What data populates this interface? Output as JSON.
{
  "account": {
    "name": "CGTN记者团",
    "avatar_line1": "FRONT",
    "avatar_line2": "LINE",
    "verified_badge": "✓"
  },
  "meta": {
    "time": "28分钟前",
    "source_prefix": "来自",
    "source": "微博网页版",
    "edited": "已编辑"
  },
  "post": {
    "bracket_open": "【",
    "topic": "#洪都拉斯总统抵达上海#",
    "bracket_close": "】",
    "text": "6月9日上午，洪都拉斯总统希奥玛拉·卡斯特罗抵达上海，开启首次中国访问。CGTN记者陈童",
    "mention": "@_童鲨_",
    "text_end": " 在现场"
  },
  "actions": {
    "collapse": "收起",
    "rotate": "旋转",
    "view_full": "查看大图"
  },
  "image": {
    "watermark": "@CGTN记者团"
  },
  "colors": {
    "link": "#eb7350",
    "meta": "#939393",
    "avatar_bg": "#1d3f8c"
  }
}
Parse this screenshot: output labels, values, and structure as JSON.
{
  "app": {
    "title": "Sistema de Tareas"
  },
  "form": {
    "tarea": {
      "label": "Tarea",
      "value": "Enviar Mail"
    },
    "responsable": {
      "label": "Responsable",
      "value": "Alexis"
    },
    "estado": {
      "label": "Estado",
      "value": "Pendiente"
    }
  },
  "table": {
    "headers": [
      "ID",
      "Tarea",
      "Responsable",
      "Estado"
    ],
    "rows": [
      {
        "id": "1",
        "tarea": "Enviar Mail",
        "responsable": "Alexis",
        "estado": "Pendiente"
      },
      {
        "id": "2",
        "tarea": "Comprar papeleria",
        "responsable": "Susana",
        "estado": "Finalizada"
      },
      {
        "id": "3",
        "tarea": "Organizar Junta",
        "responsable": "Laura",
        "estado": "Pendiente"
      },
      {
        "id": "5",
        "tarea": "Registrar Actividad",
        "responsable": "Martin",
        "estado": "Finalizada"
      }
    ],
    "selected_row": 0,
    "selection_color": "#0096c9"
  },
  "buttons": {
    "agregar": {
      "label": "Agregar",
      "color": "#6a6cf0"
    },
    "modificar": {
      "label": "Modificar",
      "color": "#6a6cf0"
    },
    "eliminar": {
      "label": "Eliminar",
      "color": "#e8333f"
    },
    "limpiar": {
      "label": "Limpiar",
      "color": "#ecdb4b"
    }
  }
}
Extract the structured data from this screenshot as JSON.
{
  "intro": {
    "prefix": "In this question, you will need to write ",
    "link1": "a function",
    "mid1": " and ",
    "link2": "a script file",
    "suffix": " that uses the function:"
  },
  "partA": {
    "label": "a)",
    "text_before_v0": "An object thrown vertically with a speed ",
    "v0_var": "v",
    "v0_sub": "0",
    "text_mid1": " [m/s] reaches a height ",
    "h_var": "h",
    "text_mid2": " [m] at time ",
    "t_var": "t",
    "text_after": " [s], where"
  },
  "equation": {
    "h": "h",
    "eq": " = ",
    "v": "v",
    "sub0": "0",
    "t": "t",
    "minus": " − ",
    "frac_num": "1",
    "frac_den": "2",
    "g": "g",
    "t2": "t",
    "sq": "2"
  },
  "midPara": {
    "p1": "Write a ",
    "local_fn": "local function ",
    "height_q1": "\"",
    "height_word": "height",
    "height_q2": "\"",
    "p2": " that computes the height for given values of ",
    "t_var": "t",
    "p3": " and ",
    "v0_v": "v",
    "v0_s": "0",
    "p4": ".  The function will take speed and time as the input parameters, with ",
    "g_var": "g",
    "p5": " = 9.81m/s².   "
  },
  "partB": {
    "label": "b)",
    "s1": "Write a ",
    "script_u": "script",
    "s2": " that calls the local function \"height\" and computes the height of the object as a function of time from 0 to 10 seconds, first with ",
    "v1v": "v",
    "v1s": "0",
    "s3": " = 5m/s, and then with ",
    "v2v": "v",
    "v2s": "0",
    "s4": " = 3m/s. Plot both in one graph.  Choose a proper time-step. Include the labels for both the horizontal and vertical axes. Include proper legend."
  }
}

********

What is expected -> Count the lines of the data that include the string "screenshot", and give only that number.

Solution to the exercise -> 2